◆ **Task data**
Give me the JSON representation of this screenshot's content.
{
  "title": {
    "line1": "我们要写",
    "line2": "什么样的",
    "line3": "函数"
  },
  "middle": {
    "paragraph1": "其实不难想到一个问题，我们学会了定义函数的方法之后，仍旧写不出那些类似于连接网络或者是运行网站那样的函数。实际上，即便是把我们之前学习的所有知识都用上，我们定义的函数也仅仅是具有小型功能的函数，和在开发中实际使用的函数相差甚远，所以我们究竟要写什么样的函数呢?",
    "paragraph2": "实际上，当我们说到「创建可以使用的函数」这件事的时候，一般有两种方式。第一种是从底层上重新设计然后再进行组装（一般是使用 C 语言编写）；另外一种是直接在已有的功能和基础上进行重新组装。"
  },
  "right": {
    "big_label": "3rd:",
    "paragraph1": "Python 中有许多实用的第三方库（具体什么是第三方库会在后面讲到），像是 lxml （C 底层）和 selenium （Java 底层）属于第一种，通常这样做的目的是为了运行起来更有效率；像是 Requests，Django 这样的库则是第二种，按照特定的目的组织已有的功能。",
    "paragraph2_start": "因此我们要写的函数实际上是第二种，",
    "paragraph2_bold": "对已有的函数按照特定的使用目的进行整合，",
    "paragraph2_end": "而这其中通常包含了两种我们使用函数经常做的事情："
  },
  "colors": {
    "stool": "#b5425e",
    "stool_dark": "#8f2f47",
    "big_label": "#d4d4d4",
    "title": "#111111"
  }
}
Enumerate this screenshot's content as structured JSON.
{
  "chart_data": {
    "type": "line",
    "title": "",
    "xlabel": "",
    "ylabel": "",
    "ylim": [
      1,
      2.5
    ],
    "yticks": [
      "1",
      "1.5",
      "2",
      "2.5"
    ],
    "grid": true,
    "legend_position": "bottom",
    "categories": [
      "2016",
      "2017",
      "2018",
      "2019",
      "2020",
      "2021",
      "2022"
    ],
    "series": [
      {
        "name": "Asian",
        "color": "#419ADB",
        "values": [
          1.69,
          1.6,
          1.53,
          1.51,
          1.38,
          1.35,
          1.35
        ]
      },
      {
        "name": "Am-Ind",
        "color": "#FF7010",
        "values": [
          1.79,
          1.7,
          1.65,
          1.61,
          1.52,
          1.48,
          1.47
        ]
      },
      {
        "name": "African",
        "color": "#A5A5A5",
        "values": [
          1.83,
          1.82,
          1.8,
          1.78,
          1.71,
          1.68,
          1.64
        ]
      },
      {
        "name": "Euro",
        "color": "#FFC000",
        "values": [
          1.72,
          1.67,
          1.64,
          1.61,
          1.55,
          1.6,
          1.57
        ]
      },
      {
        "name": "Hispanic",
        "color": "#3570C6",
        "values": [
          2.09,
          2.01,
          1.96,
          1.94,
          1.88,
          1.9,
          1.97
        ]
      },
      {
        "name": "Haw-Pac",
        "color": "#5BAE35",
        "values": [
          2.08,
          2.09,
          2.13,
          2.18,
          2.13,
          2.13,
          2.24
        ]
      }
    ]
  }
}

◆ **Given problem**
Print every record above exactly as written.

◆ **Expected answer**
Give me the JSON representation of this screenshot's content.
{
  "title": {
    "line1": "我们要写",
    "line2": "什么样的",
    "line3": "函数"
  },
  "middle": {
    "paragraph1": "其实不难想到一个问题，我们学会了定义函数的方法之后，仍旧写不出那些类似于连接网络或者是运行网站那样的函数。实际上，即便是把我们之前学习的所有知识都用上，我们定义的函数也仅仅是具有小型功能的函数，和在开发中实际使用的函数相差甚远，所以我们究竟要写什么样的函数呢?",
    "paragraph2": "实际上，当我们说到「创建可以使用的函数」这件事的时候，一般有两种方式。第一种是从底层上重新设计然后再进行组装（一般是使用 C 语言编写）；另外一种是直接在已有的功能和基础上进行重新组装。"
  },
  "right": {
    "big_label": "3rd:",
    "paragraph1": "Python 中有许多实用的第三方库（具体什么是第三方库会在后面讲到），像是 lxml （C 底层）和 selenium （Java 底层）属于第一种，通常这样做的目的是为了运行起来更有效率；像是 Requests，Django 这样的库则是第二种，按照特定的目的组织已有的功能。",
    "paragraph2_start": "因此我们要写的函数实际上是第二种，",
    "paragraph2_bold": "对已有的函数按照特定的使用目的进行整合，",
    "paragraph2_end": "而这其中通常包含了两种我们使用函数经常做的事情："
  },
  "colors": {
    "stool": "#b5425e",
    "stool_dark": "#8f2f47",
    "big_label": "#d4d4d4",
    "title": "#111111"
  }
}
Enumerate this screenshot's content as structured JSON.
{
  "chart_data": {
    "type": "line",
    "title": "",
    "xlabel": "",
    "ylabel": "",
    "ylim": [
      1,
      2.5
    ],
    "yticks": [
      "1",
      "1.5",
      "2",
      "2.5"
    ],
    "grid": true,
    "legend_position": "bottom",
    "categories": [
      "2016",
      "2017",
      "2018",
      "2019",
      "2020",
      "2021",
      "2022"
    ],
    "series": [
      {
        "name": "Asian",
        "color": "#419ADB",
        "values": [
          1.69,
          1.6,
          1.53,
          1.51,
          1.38,
          1.35,
          1.35
        ]
      },
      {
        "name": "Am-Ind",
        "color": "#FF7010",
        "values": [
          1.79,
          1.7,
          1.65,
          1.61,
          1.52,
          1.48,
          1.47
        ]
      },
      {
        "name": "African",
        "color": "#A5A5A5",
        "values": [
          1.83,
          1.82,
          1.8,
          1.78,
          1.71,
          1.68,
          1.64
        ]
      },
      {
        "name": "Euro",
        "color": "#FFC000",
        "values": [
          1.72,
          1.67,
          1.64,
          1.61,
          1.55,
          1.6,
          1.57
        ]
      },
      {
        "name": "Hispanic",
        "color": "#3570C6",
        "values": [
          2.09,
          2.01,
          1.96,
          1.94,
          1.88,
          1.9,
          1.97
        ]
      },
      {
        "name": "Haw-Pac",
        "color": "#5BAE35",
        "values": [
          2.08,
          2.09,
          2.13,
          2.18,
          2.13,
          2.13,
          2.24
        ]
      }
    ]
  }
}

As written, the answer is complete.